**AIM OF THE EXERCISE:**
Reproduce all of the data exactly, with no line skipped.

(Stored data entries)
===

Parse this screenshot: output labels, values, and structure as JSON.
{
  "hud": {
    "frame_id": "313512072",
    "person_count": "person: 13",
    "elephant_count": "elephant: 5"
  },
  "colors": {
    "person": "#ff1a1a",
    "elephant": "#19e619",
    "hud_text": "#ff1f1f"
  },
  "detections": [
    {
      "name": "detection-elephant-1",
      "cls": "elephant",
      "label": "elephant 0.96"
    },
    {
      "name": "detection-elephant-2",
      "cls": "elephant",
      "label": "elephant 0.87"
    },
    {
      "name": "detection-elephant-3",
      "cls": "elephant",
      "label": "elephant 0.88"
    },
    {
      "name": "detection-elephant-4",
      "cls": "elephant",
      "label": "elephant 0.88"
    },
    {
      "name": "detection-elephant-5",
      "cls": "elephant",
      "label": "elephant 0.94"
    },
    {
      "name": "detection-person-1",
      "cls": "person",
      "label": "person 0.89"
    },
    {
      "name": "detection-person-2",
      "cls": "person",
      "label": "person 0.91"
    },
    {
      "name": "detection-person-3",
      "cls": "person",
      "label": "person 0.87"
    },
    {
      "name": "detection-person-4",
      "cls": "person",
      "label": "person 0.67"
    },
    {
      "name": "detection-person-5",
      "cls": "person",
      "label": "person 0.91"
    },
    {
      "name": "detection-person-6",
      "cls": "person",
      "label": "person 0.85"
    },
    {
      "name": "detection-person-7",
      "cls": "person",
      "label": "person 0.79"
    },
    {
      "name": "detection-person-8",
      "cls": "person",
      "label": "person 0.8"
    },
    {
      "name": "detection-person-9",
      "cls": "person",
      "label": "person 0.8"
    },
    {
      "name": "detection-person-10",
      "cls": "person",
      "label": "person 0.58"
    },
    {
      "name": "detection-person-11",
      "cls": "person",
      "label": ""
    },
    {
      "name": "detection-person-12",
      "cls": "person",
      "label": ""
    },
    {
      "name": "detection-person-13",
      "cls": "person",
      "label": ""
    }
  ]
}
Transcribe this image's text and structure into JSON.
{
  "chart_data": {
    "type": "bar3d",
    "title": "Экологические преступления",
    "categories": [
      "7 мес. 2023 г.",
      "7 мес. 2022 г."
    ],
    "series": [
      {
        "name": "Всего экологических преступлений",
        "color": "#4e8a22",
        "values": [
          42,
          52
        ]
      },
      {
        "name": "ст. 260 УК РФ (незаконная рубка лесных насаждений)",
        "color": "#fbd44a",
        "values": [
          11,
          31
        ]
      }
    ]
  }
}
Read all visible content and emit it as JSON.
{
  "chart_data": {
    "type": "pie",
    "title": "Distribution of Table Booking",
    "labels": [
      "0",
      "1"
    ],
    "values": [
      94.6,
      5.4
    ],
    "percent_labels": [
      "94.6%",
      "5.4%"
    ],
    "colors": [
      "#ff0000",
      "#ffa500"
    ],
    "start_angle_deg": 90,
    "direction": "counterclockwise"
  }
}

===

**COMPLETE ANSWER:**
Parse this screenshot: output labels, values, and structure as JSON.
{
  "hud": {
    "frame_id": "313512072",
    "person_count": "person: 13",
    "elephant_count": "elephant: 5"
  },
  "colors": {
    "person": "#ff1a1a",
    "elephant": "#19e619",
    "hud_text": "#ff1f1f"
  },
  "detections": [
    {
      "name": "detection-elephant-1",
      "cls": "elephant",
      "label": "elephant 0.96"
    },
    {
      "name": "detection-elephant-2",
      "cls": "elephant",
      "label": "elephant 0.87"
    },
    {
      "name": "detection-elephant-3",
      "cls": "elephant",
      "label": "elephant 0.88"
    },
    {
      "name": "detection-elephant-4",
      "cls": "elephant",
      "label": "elephant 0.88"
    },
    {
      "name": "detection-elephant-5",
      "cls": "elephant",
      "label": "elephant 0.94"
    },
    {
      "name": "detection-person-1",
      "cls": "person",
      "label": "person 0.89"
    },
    {
      "name": "detection-person-2",
      "cls": "person",
      "label": "person 0.91"
    },
    {
      "name": "detection-person-3",
      "cls": "person",
      "label": "person 0.87"
    },
    {
      "name": "detection-person-4",
      "cls": "person",
      "label": "person 0.67"
    },
    {
      "name": "detection-person-5",
      "cls": "person",
      "label": "person 0.91"
    },
    {
      "name": "detection-person-6",
      "cls": "person",
      "label": "person 0.85"
    },
    {
      "name": "detection-person-7",
      "cls": "person",
      "label": "person 0.79"
    },
    {
      "name": "detection-person-8",
      "cls": "person",
      "label": "person 0.8"
    },
    {
      "name": "detection-person-9",
      "cls": "person",
      "label": "person 0.8"
    },
    {
      "name": "detection-person-10",
      "cls": "person",
      "label": "person 0.58"
    },
    {
      "name": "detection-person-11",
      "cls": "person",
      "label": ""
    },
    {
      "name": "detection-person-12",
      "cls": "person",
      "label": ""
    },
    {
      "name": "detection-person-13",
      "cls": "person",
      "label": ""
    }
  ]
}
Transcribe this image's text and structure into JSON.
{
  "chart_data": {
    "type": "bar3d",
    "title": "Экологические преступления",
    "categories": [
      "7 мес. 2023 г.",
      "7 мес. 2022 г."
    ],
    "series": [
      {
        "name": "Всего экологических преступлений",
        "color": "#4e8a22",
        "values": [
          42,
          52
        ]
      },
      {
        "name": "ст. 260 УК РФ (незаконная рубка лесных насаждений)",
        "color": "#fbd44a",
        "values": [
          11,
          31
        ]
      }
    ]
  }
}
Read all visible content and emit it as JSON.
{
  "chart_data": {
    "type": "pie",
    "title": "Distribution of Table Booking",
    "labels": [
      "0",
      "1"
    ],
    "values": [
      94.6,
      5.4
    ],
    "percent_labels": [
      "94.6%",
      "5.4%"
    ],
    "colors": [
      "#ff0000",
      "#ffa500"
    ],
    "start_angle_deg": 90,
    "direction": "counterclockwise"
  }
}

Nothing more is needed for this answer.